## START SUPPLIED MATERIAL

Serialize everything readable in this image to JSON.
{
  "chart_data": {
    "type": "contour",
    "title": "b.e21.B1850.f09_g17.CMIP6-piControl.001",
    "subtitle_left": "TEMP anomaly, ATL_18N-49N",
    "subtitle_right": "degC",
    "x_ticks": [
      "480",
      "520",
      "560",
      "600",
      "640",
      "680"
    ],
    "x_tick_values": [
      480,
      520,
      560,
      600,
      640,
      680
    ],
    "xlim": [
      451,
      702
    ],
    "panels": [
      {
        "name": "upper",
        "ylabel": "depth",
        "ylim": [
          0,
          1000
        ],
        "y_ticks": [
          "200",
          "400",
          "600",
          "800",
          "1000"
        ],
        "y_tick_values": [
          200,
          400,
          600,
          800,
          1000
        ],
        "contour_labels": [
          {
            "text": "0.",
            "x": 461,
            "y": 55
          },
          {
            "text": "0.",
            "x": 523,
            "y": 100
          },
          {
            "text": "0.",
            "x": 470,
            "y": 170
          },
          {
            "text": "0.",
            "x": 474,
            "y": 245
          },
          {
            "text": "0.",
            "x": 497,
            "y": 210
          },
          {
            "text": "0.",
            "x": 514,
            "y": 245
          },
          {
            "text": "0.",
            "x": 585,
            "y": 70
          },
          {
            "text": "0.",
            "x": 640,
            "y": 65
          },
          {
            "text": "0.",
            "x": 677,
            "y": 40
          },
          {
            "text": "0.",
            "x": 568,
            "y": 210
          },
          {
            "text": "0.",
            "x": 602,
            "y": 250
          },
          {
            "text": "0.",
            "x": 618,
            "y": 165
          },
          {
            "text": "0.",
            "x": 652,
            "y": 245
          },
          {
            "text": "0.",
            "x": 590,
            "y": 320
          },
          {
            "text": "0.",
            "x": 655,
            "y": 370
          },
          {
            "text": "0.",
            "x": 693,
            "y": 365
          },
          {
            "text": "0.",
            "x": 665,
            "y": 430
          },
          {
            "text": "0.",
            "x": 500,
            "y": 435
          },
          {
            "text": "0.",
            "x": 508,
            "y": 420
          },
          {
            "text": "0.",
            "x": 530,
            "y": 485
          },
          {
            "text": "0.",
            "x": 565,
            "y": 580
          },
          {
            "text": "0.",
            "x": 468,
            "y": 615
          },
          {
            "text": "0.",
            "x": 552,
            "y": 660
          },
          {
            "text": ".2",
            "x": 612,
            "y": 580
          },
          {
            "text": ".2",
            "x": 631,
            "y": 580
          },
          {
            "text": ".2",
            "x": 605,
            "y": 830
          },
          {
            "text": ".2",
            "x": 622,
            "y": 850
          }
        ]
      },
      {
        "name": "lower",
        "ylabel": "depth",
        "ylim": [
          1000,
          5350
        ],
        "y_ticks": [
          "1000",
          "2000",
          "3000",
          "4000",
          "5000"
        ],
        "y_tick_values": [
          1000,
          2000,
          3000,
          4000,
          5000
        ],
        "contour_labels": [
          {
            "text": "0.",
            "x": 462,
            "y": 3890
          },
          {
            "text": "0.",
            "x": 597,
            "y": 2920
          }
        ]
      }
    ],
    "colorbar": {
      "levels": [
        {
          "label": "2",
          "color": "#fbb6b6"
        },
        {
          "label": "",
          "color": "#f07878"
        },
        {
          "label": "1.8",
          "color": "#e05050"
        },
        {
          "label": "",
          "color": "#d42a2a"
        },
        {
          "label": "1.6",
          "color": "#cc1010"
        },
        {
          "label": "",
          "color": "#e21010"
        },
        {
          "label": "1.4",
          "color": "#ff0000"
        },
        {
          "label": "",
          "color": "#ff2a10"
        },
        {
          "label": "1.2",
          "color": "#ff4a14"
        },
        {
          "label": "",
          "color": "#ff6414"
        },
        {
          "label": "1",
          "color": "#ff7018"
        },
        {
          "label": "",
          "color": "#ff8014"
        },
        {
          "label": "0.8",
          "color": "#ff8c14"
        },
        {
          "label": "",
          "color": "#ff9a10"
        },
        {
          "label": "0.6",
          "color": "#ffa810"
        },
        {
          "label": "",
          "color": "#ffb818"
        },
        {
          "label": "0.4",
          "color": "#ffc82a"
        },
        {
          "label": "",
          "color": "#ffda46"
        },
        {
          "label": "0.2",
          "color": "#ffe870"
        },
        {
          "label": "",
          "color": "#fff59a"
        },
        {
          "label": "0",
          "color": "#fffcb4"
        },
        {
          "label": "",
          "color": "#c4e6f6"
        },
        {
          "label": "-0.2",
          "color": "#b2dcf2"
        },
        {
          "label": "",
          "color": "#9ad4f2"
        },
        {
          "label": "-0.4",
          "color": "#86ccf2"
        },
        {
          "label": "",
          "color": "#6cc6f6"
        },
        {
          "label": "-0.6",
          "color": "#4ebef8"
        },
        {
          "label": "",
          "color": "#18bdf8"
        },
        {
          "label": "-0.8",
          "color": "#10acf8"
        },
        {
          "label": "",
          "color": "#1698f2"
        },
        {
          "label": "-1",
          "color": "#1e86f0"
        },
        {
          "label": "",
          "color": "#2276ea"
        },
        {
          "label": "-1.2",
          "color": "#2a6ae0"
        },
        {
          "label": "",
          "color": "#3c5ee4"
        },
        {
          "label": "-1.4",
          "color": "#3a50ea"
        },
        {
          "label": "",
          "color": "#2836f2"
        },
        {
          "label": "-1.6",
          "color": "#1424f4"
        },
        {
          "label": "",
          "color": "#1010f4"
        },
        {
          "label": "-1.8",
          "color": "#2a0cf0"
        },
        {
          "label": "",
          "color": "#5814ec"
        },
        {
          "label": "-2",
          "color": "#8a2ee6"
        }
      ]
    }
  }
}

## END SUPPLIED MATERIAL

#### GIVEN REQUEST:
Every line above should be written out again exactly as it stands.

#### RESPONSE:
Serialize everything readable in this image to JSON.
{
  "chart_data": {
    "type": "contour",
    "title": "b.e21.B1850.f09_g17.CMIP6-piControl.001",
    "subtitle_left": "TEMP anomaly, ATL_18N-49N",
    "subtitle_right": "degC",
    "x_ticks": [
      "480",
      "520",
      "560",
      "600",
      "640",
      "680"
    ],
    "x_tick_values": [
      480,
      520,
      560,
      600,
      640,
      680
    ],
    "xlim": [
      451,
      702
    ],
    "panels": [
      {
        "name": "upper",
        "ylabel": "depth",
        "ylim": [
          0,
          1000
        ],
        "y_ticks": [
          "200",
          "400",
          "600",
          "800",
          "1000"
        ],
        "y_tick_values": [
          200,
          400,
          600,
          800,
          1000
        ],
        "contour_labels": [
          {
            "text": "0.",
            "x": 461,
            "y": 55
          },
          {
            "text": "0.",
            "x": 523,
            "y": 100
          },
          {
            "text": "0.",
            "x": 470,
            "y": 170
          },
          {
            "text": "0.",
            "x": 474,
            "y": 245
          },
          {
            "text": "0.",
            "x": 497,
            "y": 210
          },
          {
            "text": "0.",
            "x": 514,
            "y": 245
          },
          {
            "text": "0.",
            "x": 585,
            "y": 70
          },
          {
            "text": "0.",
            "x": 640,
            "y": 65
          },
          {
            "text": "0.",
            "x": 677,
            "y": 40
          },
          {
            "text": "0.",
            "x": 568,
            "y": 210
          },
          {
            "text": "0.",
            "x": 602,
            "y": 250
          },
          {
            "text": "0.",
            "x": 618,
            "y": 165
          },
          {
            "text": "0.",
            "x": 652,
            "y": 245
          },
          {
            "text": "0.",
            "x": 590,
            "y": 320
          },
          {
            "text": "0.",
            "x": 655,
            "y": 370
          },
          {
            "text": "0.",
            "x": 693,
            "y": 365
          },
          {
            "text": "0.",
            "x": 665,
            "y": 430
          },
          {
            "text": "0.",
            "x": 500,
            "y": 435
          },
          {
            "text": "0.",
            "x": 508,
            "y": 420
          },
          {
            "text": "0.",
            "x": 530,
            "y": 485
          },
          {
            "text": "0.",
            "x": 565,
            "y": 580
          },
          {
            "text": "0.",
            "x": 468,
            "y": 615
          },
          {
            "text": "0.",
            "x": 552,
            "y": 660
          },
          {
            "text": ".2",
            "x": 612,
            "y": 580
          },
          {
            "text": ".2",
            "x": 631,
            "y": 580
          },
          {
            "text": ".2",
            "x": 605,
            "y": 830
          },
          {
            "text": ".2",
            "x": 622,
            "y": 850
          }
        ]
      },
      {
        "name": "lower",
        "ylabel": "depth",
        "ylim": [
          1000,
          5350
        ],
        "y_ticks": [
          "1000",
          "2000",
          "3000",
          "4000",
          "5000"
        ],
        "y_tick_values": [
          1000,
          2000,
          3000,
          4000,
          5000
        ],
        "contour_labels": [
          {
            "text": "0.",
            "x": 462,
            "y": 3890
          },
          {
            "text": "0.",
            "x": 597,
            "y": 2920
          }
        ]
      }
    ],
    "colorbar": {
      "levels": [
        {
          "label": "2",
          "color": "#fbb6b6"
        },
        {
          "label": "",
          "color": "#f07878"
        },
        {
          "label": "1.8",
          "color": "#e05050"
        },
        {
          "label": "",
          "color": "#d42a2a"
        },
        {
          "label": "1.6",
          "color": "#cc1010"
        },
        {
          "label": "",
          "color": "#e21010"
        },
        {
          "label": "1.4",
          "color": "#ff0000"
        },
        {
          "label": "",
          "color": "#ff2a10"
        },
        {
          "label": "1.2",
          "color": "#ff4a14"
        },
        {
          "label": "",
          "color": "#ff6414"
        },
        {
          "label": "1",
          "color": "#ff7018"
        },
        {
          "label": "",
          "color": "#ff8014"
        },
        {
          "label": "0.8",
          "color": "#ff8c14"
        },
        {
          "label": "",
          "color": "#ff9a10"
        },
        {
          "label": "0.6",
          "color": "#ffa810"
        },
        {
          "label": "",
          "color": "#ffb818"
        },
        {
          "label": "0.4",
          "color": "#ffc82a"
        },
        {
          "label": "",
          "color": "#ffda46"
        },
        {
          "label": "0.2",
          "color": "#ffe870"
        },
        {
          "label": "",
          "color": "#fff59a"
        },
        {
          "label": "0",
          "color": "#fffcb4"
        },
        {
          "label": "",
          "color": "#c4e6f6"
        },
        {
          "label": "-0.2",
          "color": "#b2dcf2"
        },
        {
          "label": "",
          "color": "#9ad4f2"
        },
        {
          "label": "-0.4",
          "color": "#86ccf2"
        },
        {
          "label": "",
          "color": "#6cc6f6"
        },
        {
          "label": "-0.6",
          "color": "#4ebef8"
        },
        {
          "label": "",
          "color": "#18bdf8"
        },
        {
          "label": "-0.8",
          "color": "#10acf8"
        },
        {
          "label": "",
          "color": "#1698f2"
        },
        {
          "label": "-1",
          "color": "#1e86f0"
        },
        {
          "label": "",
          "color": "#2276ea"
        },
        {
          "label": "-1.2",
          "color": "#2a6ae0"
        },
        {
          "label": "",
          "color": "#3c5ee4"
        },
        {
          "label": "-1.4",
          "color": "#3a50ea"
        },
        {
          "label": "",
          "color": "#2836f2"
        },
        {
          "label": "-1.6",
          "color": "#1424f4"
        },
        {
          "label": "",
          "color": "#1010f4"
        },
        {
          "label": "-1.8",
          "color": "#2a0cf0"
        },
        {
          "label": "",
          "color": "#5814ec"
        },
        {
          "label": "-2",
          "color": "#8a2ee6"
        }
      ]
    }
  }
}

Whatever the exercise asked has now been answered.